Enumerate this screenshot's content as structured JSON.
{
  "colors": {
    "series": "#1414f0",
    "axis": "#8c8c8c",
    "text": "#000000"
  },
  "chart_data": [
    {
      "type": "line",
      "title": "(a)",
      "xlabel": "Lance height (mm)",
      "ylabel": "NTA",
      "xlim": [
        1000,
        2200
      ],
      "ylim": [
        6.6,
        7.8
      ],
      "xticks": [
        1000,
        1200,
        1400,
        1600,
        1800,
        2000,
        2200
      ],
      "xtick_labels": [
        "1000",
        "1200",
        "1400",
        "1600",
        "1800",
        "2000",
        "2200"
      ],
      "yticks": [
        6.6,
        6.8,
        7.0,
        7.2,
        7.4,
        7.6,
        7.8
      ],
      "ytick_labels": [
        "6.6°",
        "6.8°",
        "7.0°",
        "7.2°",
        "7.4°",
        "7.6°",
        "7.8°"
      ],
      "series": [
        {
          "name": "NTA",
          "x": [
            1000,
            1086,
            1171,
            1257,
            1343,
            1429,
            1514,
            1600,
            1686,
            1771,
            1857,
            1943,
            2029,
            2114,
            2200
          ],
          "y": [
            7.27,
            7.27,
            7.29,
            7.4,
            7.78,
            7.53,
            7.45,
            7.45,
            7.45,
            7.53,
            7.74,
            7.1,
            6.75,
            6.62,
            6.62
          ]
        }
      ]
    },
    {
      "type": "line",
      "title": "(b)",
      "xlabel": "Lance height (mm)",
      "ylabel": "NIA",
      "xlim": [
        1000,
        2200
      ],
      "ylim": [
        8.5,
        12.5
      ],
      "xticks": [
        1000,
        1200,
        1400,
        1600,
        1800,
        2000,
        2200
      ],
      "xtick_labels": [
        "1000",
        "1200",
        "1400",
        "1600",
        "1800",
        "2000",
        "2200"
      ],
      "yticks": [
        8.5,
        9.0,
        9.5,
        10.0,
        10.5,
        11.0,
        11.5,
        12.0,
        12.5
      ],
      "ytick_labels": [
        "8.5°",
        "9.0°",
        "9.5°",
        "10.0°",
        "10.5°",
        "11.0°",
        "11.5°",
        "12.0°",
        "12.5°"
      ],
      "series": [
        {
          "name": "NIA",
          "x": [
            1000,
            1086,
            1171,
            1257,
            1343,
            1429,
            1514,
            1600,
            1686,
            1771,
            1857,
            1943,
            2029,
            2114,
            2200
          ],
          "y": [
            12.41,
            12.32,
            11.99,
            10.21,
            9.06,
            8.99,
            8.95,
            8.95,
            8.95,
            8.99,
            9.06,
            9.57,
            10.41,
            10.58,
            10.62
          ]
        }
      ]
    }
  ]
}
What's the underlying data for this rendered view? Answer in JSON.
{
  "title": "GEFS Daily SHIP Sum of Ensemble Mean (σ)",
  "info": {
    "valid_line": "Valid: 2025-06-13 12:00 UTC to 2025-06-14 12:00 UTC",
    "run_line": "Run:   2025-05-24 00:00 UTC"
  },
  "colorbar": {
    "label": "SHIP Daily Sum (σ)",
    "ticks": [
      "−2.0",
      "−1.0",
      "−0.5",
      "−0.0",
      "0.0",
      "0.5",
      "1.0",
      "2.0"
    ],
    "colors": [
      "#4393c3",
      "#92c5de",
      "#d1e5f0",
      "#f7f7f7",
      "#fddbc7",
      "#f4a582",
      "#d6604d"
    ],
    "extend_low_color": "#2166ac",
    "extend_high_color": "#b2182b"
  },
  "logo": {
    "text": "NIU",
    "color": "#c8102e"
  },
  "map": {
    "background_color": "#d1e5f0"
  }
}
* * * * * * *
▸ **Exercise**
Copy out the data shown above without altering anything.

▸ **Exercise output**
Enumerate this screenshot's content as structured JSON.
{
  "colors": {
    "series": "#1414f0",
    "axis": "#8c8c8c",
    "text": "#000000"
  },
  "chart_data": [
    {
      "type": "line",
      "title": "(a)",
      "xlabel": "Lance height (mm)",
      "ylabel": "NTA",
      "xlim": [
        1000,
        2200
      ],
      "ylim": [
        6.6,
        7.8
      ],
      "xticks": [
        1000,
        1200,
        1400,
        1600,
        1800,
        2000,
        2200
      ],
      "xtick_labels": [
        "1000",
        "1200",
        "1400",
        "1600",
        "1800",
        "2000",
        "2200"
      ],
      "yticks": [
        6.6,
        6.8,
        7.0,
        7.2,
        7.4,
        7.6,
        7.8
      ],
      "ytick_labels": [
        "6.6°",
        "6.8°",
        "7.0°",
        "7.2°",
        "7.4°",
        "7.6°",
        "7.8°"
      ],
      "series": [
        {
          "name": "NTA",
          "x": [
            1000,
            1086,
            1171,
            1257,
            1343,
            1429,
            1514,
            1600,
            1686,
            1771,
            1857,
            1943,
            2029,
            2114,
            2200
          ],
          "y": [
            7.27,
            7.27,
            7.29,
            7.4,
            7.78,
            7.53,
            7.45,
            7.45,
            7.45,
            7.53,
            7.74,
            7.1,
            6.75,
            6.62,
            6.62
          ]
        }
      ]
    },
    {
      "type": "line",
      "title": "(b)",
      "xlabel": "Lance height (mm)",
      "ylabel": "NIA",
      "xlim": [
        1000,
        2200
      ],
      "ylim": [
        8.5,
        12.5
      ],
      "xticks": [
        1000,
        1200,
        1400,
        1600,
        1800,
        2000,
        2200
      ],
      "xtick_labels": [
        "1000",
        "1200",
        "1400",
        "1600",
        "1800",
        "2000",
        "2200"
      ],
      "yticks": [
        8.5,
        9.0,
        9.5,
        10.0,
        10.5,
        11.0,
        11.5,
        12.0,
        12.5
      ],
      "ytick_labels": [
        "8.5°",
        "9.0°",
        "9.5°",
        "10.0°",
        "10.5°",
        "11.0°",
        "11.5°",
        "12.0°",
        "12.5°"
      ],
      "series": [
        {
          "name": "NIA",
          "x": [
            1000,
            1086,
            1171,
            1257,
            1343,
            1429,
            1514,
            1600,
            1686,
            1771,
            1857,
            1943,
            2029,
            2114,
            2200
          ],
          "y": [
            12.41,
            12.32,
            11.99,
            10.21,
            9.06,
            8.99,
            8.95,
            8.95,
            8.95,
            8.99,
            9.06,
            9.57,
            10.41,
            10.58,
            10.62
          ]
        }
      ]
    }
  ]
}
What's the underlying data for this rendered view? Answer in JSON.
{
  "title": "GEFS Daily SHIP Sum of Ensemble Mean (σ)",
  "info": {
    "valid_line": "Valid: 2025-06-13 12:00 UTC to 2025-06-14 12:00 UTC",
    "run_line": "Run:   2025-05-24 00:00 UTC"
  },
  "colorbar": {
    "label": "SHIP Daily Sum (σ)",
    "ticks": [
      "−2.0",
      "−1.0",
      "−0.5",
      "−0.0",
      "0.0",
      "0.5",
      "1.0",
      "2.0"
    ],
    "colors": [
      "#4393c3",
      "#92c5de",
      "#d1e5f0",
      "#f7f7f7",
      "#fddbc7",
      "#f4a582",
      "#d6604d"
    ],
    "extend_low_color": "#2166ac",
    "extend_high_color": "#b2182b"
  },
  "logo": {
    "text": "NIU",
    "color": "#c8102e"
  },
  "map": {
    "background_color": "#d1e5f0"
  }
}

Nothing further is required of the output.